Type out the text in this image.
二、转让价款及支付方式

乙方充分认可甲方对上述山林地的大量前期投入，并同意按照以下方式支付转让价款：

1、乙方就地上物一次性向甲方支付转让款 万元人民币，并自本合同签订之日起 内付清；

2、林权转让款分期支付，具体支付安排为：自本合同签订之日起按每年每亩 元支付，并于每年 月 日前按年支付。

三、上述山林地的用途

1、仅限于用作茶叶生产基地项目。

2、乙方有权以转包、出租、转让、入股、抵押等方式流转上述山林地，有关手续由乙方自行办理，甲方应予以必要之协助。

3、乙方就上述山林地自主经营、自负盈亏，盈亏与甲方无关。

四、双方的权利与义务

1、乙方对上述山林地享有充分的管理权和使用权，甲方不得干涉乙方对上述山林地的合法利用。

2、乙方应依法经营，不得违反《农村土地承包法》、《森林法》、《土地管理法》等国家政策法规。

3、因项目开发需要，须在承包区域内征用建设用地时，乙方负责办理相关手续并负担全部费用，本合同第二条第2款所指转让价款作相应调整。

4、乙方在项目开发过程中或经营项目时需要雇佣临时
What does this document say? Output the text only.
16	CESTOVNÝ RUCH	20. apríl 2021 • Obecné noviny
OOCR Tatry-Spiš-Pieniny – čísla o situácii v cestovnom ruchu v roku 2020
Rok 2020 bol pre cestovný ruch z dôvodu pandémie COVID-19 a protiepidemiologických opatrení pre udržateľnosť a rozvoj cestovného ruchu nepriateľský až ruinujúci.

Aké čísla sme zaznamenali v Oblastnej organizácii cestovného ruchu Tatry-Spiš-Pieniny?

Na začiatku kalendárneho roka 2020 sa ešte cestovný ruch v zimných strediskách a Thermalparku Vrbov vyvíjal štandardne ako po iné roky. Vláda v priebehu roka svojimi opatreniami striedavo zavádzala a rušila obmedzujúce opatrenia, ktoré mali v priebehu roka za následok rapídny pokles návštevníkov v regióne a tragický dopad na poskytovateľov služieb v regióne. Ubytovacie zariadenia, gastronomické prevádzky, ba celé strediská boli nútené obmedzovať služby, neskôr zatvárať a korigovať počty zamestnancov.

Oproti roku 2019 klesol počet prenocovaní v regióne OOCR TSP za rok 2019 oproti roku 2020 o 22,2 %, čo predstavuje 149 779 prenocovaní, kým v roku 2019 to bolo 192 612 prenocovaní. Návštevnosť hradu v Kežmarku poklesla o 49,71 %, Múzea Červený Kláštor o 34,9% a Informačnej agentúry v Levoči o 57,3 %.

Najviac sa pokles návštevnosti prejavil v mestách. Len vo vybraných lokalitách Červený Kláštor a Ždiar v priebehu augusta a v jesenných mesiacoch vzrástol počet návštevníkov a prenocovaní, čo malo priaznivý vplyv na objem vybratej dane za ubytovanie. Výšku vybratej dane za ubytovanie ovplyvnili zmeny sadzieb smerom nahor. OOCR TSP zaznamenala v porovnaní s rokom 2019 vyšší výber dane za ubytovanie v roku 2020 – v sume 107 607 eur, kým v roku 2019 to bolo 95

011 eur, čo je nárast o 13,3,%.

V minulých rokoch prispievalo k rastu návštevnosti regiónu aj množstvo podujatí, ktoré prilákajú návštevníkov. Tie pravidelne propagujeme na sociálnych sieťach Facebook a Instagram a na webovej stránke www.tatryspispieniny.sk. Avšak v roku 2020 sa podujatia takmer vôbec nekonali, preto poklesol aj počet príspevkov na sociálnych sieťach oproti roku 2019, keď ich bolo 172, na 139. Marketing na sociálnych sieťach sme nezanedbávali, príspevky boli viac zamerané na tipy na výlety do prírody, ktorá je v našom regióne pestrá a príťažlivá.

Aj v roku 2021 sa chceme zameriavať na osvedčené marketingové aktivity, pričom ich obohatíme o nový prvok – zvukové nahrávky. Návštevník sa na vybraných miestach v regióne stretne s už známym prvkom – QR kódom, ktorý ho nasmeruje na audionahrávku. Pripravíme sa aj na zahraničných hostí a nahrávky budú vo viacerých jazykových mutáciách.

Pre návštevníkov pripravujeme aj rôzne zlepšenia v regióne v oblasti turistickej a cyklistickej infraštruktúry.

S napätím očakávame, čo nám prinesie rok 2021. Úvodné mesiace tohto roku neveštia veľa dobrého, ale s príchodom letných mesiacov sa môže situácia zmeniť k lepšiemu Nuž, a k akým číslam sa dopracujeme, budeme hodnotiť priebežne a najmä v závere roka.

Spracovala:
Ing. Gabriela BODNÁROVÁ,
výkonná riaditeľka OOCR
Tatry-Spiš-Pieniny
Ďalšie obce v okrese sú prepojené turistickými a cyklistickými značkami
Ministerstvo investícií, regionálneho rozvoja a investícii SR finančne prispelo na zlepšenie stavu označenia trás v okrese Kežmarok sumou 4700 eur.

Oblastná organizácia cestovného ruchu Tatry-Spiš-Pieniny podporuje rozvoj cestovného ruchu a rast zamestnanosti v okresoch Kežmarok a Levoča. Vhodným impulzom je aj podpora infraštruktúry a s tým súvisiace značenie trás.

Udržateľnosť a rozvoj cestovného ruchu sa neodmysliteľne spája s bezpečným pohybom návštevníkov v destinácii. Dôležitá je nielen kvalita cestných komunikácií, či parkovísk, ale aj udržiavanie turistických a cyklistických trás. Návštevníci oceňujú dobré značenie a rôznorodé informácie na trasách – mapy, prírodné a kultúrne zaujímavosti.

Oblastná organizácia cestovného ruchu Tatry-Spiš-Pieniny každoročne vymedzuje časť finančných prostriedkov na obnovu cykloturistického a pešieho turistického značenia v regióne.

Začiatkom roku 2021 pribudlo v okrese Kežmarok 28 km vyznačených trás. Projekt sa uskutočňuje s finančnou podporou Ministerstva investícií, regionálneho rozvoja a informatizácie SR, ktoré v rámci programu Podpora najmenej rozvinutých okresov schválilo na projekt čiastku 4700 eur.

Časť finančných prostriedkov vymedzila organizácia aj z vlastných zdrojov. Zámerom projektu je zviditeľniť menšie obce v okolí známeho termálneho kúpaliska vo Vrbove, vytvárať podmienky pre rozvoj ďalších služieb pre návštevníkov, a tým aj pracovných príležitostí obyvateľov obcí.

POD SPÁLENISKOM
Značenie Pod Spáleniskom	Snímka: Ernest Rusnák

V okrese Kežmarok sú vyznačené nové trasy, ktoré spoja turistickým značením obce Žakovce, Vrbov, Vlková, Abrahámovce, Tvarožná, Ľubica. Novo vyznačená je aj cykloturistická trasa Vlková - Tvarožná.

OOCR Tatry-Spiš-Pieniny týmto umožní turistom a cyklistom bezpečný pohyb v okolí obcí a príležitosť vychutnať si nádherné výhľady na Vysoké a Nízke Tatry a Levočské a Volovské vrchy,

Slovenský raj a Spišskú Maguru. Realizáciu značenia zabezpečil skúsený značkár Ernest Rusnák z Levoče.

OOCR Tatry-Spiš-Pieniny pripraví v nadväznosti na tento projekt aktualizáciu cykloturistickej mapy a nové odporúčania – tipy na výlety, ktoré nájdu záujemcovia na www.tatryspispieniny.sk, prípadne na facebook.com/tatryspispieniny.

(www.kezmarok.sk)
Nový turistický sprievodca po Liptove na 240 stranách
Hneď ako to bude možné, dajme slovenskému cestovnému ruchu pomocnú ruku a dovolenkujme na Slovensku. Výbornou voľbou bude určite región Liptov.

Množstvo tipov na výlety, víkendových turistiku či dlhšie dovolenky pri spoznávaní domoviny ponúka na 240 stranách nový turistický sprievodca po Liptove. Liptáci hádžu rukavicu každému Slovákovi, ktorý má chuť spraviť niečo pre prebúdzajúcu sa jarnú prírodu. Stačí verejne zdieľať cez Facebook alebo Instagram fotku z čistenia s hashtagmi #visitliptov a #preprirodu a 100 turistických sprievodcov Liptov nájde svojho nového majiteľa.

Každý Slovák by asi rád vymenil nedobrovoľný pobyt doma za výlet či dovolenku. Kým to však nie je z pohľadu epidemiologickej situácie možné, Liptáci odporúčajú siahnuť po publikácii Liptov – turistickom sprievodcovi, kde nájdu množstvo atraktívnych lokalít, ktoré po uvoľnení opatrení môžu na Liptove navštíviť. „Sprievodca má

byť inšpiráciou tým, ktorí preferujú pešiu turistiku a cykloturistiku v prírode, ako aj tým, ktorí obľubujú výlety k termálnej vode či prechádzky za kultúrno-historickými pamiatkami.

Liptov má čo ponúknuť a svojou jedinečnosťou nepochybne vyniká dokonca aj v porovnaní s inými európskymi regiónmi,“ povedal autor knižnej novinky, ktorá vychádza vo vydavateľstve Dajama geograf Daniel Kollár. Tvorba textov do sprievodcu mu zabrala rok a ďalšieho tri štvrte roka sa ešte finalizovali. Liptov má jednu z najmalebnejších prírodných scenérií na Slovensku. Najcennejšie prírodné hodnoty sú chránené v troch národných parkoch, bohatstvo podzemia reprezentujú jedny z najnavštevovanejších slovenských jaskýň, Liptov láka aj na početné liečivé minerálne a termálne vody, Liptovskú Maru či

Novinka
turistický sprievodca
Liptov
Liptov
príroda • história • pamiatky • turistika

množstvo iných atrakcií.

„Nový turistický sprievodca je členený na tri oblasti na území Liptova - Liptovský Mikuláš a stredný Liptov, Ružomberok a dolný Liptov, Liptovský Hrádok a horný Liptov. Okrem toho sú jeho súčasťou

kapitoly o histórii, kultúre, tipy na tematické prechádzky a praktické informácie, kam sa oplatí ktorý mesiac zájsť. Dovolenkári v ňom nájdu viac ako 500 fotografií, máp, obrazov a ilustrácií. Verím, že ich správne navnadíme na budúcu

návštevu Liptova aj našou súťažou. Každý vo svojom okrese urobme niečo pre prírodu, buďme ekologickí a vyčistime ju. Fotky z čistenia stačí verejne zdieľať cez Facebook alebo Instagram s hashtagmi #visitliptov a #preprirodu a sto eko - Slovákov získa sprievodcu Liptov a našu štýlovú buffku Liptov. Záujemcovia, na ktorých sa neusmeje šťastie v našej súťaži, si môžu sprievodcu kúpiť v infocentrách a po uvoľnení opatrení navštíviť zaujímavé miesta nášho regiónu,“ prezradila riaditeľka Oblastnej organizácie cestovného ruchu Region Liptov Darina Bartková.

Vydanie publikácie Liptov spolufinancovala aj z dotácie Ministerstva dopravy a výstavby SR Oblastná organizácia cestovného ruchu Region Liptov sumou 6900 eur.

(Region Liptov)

● ● ●

Leave out every line without the string "oblasti" and copy the rest.

Pre návštevníkov pripravujeme aj rôzne zlepšenia v regióne v oblasti turistickej a cyklistickej infraštruktúry.
„Nový turistický sprievodca je členený na tri oblasti na území Liptova - Liptovský Mikuláš a stredný Liptov, Ružomberok a dolný Liptov, Liptovský Hrádok a horný Liptov. Okrem toho sú jeho súčasťou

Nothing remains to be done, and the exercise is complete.